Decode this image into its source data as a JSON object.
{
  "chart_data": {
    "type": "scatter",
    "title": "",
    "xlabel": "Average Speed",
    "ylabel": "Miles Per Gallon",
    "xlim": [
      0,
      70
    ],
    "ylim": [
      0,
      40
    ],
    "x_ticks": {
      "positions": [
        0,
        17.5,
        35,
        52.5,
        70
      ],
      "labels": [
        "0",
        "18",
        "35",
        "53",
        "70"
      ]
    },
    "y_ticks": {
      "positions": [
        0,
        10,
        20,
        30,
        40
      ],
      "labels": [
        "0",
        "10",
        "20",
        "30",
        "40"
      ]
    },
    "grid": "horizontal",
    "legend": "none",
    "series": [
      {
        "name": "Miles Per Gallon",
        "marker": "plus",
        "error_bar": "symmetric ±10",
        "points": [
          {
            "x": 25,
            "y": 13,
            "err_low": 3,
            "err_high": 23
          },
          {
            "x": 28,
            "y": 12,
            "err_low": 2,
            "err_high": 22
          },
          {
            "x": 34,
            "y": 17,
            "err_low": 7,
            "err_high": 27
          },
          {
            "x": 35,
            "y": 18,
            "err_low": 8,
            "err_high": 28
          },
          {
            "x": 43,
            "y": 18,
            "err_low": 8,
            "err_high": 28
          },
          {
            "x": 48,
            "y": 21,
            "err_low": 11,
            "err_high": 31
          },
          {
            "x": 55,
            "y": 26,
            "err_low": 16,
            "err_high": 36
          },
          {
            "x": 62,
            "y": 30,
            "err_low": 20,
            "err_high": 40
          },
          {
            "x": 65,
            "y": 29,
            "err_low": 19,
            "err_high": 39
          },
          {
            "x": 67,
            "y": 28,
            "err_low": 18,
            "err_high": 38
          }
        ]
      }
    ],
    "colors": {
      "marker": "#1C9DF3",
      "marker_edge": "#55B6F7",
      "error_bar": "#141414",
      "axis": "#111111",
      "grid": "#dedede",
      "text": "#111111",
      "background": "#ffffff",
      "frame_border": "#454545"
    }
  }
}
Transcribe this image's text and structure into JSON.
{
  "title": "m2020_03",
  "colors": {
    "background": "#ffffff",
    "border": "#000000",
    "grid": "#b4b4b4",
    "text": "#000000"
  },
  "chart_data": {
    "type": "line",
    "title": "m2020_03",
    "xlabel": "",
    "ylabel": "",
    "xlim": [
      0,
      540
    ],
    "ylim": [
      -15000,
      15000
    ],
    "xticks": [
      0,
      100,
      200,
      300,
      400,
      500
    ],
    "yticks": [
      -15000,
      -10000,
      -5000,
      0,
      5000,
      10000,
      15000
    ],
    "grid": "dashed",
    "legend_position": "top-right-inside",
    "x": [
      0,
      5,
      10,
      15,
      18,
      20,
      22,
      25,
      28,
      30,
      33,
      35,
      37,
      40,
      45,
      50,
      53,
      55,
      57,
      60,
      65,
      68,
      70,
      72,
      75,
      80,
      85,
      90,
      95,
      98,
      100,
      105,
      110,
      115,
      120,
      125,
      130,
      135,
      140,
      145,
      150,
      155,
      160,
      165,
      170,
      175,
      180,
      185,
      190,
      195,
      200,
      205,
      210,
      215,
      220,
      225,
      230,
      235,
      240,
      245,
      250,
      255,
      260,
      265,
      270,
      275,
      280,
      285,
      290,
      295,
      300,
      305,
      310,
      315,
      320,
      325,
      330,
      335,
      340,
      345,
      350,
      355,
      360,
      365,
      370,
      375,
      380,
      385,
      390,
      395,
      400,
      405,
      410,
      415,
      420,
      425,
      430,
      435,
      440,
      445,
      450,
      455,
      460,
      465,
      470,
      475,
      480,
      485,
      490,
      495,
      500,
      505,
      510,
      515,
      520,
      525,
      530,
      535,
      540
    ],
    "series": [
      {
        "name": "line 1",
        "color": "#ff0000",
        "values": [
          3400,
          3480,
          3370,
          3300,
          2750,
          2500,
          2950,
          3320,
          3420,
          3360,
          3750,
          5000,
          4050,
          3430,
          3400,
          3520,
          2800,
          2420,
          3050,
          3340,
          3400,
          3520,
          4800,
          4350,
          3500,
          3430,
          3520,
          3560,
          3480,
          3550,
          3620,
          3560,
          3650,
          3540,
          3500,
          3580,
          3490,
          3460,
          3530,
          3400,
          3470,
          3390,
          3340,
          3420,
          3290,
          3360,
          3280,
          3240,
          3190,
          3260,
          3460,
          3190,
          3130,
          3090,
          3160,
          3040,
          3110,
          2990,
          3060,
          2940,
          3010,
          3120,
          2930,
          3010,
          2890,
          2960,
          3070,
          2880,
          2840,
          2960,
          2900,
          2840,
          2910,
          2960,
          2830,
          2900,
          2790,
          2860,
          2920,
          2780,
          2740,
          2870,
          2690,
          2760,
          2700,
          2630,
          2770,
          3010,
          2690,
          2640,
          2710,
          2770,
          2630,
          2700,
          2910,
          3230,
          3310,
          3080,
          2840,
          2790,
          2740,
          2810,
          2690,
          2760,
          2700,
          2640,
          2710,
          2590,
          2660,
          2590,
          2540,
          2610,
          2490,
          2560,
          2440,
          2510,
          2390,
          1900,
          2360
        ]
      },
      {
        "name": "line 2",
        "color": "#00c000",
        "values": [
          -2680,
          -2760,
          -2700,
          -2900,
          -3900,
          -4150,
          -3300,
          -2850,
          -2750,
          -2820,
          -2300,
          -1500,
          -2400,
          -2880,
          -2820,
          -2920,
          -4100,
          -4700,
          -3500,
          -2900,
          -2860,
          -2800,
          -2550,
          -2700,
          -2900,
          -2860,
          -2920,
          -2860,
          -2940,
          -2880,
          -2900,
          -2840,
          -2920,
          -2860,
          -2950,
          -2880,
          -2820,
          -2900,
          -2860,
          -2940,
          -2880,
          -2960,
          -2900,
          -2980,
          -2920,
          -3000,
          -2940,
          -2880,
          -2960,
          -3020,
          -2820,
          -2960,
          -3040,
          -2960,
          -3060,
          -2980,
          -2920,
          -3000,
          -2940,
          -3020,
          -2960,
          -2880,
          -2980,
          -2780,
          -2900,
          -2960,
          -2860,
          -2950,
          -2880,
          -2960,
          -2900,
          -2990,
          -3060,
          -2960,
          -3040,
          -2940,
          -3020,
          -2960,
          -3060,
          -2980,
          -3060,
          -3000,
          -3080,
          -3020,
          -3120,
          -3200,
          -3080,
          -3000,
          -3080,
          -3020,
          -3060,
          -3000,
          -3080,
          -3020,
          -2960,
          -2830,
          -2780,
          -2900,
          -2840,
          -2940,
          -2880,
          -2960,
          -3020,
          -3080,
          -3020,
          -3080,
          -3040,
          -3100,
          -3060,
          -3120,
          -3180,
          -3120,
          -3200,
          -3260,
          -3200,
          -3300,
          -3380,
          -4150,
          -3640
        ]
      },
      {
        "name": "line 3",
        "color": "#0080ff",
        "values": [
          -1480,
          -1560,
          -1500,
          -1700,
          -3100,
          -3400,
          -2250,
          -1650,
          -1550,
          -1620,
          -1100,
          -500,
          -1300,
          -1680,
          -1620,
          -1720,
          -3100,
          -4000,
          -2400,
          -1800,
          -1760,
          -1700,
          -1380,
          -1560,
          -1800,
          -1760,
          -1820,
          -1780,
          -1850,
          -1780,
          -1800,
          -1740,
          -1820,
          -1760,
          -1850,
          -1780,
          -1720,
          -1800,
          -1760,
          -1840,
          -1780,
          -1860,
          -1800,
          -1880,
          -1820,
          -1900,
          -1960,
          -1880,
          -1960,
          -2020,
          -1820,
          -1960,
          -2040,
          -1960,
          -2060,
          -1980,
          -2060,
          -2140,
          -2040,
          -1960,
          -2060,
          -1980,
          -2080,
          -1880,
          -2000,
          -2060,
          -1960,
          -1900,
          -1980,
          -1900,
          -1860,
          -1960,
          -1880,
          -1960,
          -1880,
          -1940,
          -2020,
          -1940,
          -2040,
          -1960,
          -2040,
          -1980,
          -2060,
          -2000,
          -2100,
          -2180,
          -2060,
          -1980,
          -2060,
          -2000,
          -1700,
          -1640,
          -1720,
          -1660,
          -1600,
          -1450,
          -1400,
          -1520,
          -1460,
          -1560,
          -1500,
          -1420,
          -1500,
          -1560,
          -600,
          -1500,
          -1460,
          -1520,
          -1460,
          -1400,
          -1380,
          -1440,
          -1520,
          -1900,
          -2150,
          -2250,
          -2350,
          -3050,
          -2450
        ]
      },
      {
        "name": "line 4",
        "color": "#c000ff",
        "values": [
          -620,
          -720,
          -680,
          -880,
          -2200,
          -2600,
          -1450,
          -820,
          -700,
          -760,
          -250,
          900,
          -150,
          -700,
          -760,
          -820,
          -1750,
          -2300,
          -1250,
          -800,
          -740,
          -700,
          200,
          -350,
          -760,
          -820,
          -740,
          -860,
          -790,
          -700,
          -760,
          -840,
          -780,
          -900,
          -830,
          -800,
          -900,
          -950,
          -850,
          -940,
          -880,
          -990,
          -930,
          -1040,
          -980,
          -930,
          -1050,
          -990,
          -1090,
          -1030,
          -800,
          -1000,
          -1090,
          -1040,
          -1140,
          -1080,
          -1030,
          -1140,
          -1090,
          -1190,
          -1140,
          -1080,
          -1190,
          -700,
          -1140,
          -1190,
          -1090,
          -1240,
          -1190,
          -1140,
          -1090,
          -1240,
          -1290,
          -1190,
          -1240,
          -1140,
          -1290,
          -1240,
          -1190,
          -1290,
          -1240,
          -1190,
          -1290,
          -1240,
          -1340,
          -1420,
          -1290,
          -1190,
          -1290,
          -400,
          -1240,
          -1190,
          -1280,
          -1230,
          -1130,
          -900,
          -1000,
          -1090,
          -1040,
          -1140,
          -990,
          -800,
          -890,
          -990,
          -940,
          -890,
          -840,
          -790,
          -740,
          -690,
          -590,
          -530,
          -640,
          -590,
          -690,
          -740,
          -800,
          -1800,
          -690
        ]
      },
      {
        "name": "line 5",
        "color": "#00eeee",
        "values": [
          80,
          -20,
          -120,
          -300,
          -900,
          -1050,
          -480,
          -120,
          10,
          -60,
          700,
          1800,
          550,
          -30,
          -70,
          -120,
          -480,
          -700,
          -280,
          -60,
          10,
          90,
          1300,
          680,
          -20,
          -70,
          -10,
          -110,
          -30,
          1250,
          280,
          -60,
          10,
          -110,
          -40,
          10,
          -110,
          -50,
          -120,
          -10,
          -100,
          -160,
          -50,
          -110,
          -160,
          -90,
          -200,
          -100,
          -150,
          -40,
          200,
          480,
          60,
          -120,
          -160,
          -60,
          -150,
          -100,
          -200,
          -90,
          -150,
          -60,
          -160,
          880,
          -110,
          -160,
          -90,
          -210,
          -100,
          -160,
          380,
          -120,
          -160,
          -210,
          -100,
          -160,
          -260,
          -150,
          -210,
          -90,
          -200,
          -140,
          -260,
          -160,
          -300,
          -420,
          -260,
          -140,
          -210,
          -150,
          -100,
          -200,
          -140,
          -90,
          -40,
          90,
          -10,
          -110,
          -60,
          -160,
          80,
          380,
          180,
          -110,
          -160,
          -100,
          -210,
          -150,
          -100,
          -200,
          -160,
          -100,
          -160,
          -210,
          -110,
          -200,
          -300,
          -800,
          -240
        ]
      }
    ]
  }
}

__________________________________________________

Search the preceding listing for "background" and extract every line where it is found.

#### Task output:
      "background": "#ffffff",
    "background": "#ffffff",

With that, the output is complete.